* DATASET RECORDS:
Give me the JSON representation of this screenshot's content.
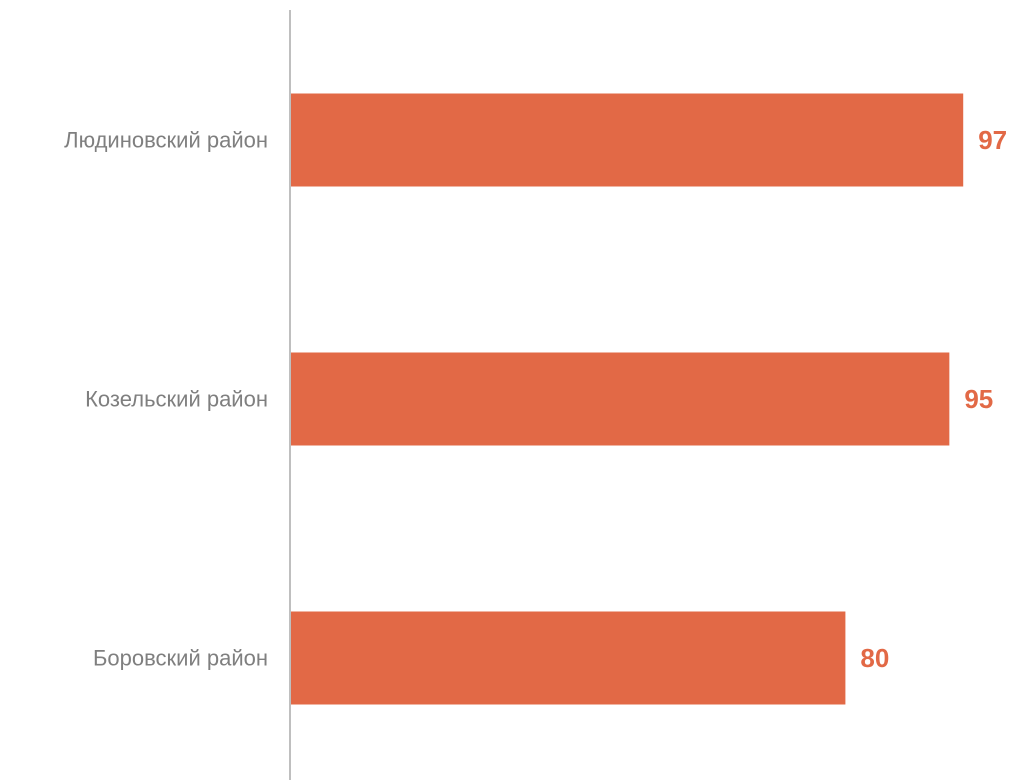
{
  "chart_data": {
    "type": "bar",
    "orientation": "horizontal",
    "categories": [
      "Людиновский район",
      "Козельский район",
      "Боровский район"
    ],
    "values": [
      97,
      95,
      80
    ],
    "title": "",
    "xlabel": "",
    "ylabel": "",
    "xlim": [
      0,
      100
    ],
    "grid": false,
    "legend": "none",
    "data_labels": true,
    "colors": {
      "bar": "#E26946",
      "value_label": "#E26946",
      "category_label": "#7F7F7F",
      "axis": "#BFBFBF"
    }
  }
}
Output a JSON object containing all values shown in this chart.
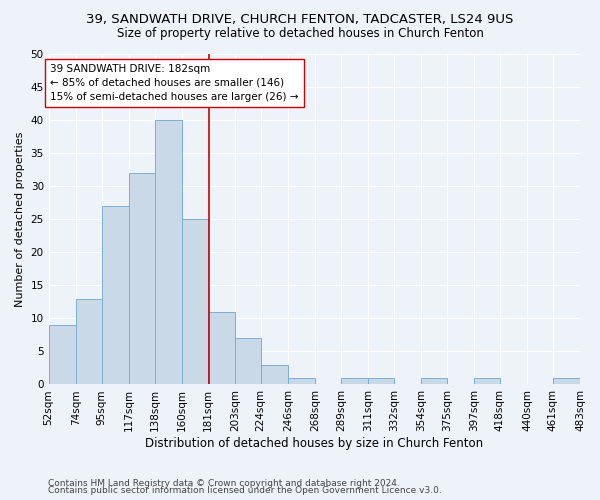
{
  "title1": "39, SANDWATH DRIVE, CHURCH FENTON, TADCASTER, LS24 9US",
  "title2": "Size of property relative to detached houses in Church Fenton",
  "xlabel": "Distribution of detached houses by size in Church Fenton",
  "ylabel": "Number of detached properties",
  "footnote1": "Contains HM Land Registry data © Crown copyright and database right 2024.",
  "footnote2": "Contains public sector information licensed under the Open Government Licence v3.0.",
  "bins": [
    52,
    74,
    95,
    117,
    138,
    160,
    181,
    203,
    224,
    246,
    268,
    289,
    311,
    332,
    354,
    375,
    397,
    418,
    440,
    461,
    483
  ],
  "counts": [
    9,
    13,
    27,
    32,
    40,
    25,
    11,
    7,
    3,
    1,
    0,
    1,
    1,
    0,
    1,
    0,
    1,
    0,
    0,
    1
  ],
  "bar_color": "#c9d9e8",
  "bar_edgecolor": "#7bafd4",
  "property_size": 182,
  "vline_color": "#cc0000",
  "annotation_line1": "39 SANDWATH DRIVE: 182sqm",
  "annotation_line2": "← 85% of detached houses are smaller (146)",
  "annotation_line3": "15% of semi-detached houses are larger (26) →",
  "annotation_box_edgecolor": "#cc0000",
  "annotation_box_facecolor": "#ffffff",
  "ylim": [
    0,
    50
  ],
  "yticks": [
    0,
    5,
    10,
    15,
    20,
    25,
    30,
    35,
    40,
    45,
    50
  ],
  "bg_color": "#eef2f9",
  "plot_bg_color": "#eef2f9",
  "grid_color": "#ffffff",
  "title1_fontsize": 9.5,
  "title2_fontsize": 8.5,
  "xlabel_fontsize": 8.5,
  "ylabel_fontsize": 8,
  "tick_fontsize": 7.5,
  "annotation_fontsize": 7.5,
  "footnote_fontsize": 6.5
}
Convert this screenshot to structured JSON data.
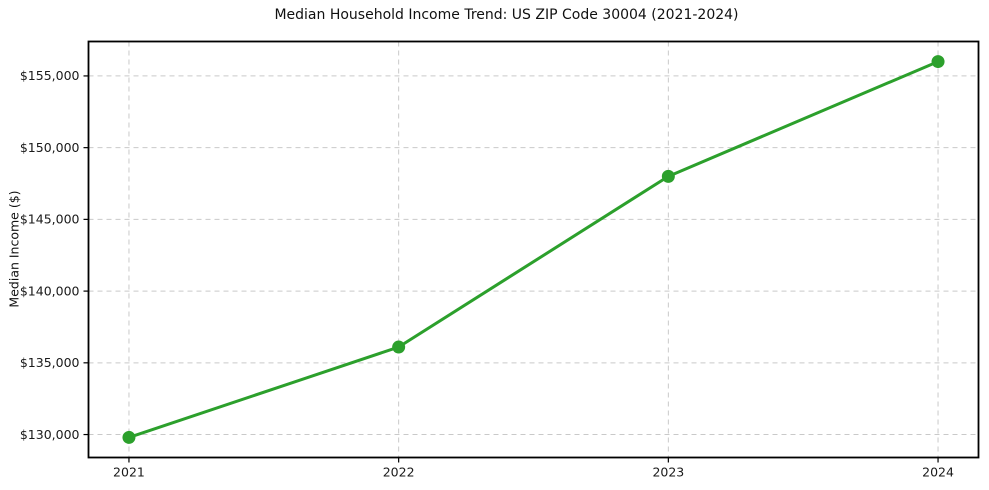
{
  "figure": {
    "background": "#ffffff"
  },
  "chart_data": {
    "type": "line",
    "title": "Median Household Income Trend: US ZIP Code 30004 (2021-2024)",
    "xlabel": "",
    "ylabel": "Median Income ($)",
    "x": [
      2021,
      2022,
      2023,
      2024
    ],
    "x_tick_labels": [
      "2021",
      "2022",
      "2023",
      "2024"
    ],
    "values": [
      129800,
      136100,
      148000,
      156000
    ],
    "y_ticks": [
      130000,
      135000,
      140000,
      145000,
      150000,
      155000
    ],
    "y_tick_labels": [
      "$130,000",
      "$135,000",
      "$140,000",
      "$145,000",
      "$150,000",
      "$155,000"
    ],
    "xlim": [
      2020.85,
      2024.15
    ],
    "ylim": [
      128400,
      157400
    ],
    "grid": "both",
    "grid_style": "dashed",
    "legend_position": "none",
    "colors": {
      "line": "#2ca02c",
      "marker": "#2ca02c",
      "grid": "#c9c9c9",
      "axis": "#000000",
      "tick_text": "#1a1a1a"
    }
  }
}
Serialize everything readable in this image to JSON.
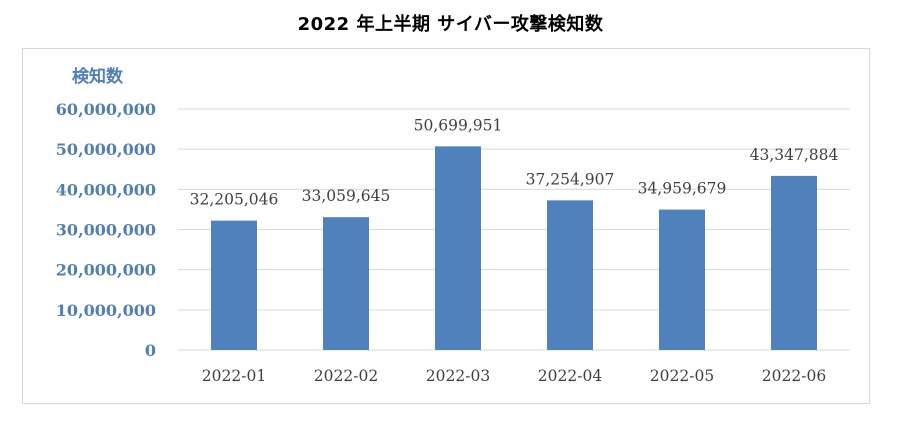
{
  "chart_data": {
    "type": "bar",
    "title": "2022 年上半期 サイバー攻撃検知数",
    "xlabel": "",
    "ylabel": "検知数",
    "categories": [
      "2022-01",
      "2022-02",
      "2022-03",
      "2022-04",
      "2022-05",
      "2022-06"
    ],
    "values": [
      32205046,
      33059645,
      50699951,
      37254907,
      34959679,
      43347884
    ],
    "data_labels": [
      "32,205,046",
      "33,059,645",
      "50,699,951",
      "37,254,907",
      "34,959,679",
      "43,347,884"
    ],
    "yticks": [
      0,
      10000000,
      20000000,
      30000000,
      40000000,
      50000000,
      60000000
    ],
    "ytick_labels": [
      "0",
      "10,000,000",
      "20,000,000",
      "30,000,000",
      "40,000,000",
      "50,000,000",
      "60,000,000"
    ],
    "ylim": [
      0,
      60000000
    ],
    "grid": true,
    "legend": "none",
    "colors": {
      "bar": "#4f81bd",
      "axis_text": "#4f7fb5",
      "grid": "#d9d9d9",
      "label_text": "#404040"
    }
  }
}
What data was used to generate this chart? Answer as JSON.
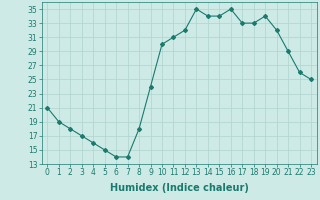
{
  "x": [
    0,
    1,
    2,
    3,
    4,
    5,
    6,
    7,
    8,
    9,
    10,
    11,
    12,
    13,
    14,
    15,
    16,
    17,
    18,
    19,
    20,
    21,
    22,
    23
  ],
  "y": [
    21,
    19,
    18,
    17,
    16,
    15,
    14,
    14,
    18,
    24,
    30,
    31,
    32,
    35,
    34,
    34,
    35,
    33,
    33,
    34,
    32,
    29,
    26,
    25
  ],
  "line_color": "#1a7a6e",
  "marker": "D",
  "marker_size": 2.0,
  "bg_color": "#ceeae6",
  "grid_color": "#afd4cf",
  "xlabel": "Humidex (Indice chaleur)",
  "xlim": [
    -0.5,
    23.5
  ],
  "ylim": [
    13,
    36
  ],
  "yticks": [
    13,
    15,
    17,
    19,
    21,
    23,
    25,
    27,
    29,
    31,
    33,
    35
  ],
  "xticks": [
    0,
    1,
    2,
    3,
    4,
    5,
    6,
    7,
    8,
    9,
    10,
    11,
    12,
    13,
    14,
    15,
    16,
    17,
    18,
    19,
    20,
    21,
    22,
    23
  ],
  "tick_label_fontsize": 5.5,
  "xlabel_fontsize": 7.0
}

* EXERCISE REQUIREMENTS: Each line that holds the string "Contains" counts once; give the total and nothing else.

* SOLUTION FOR THIS PROBLEM: 2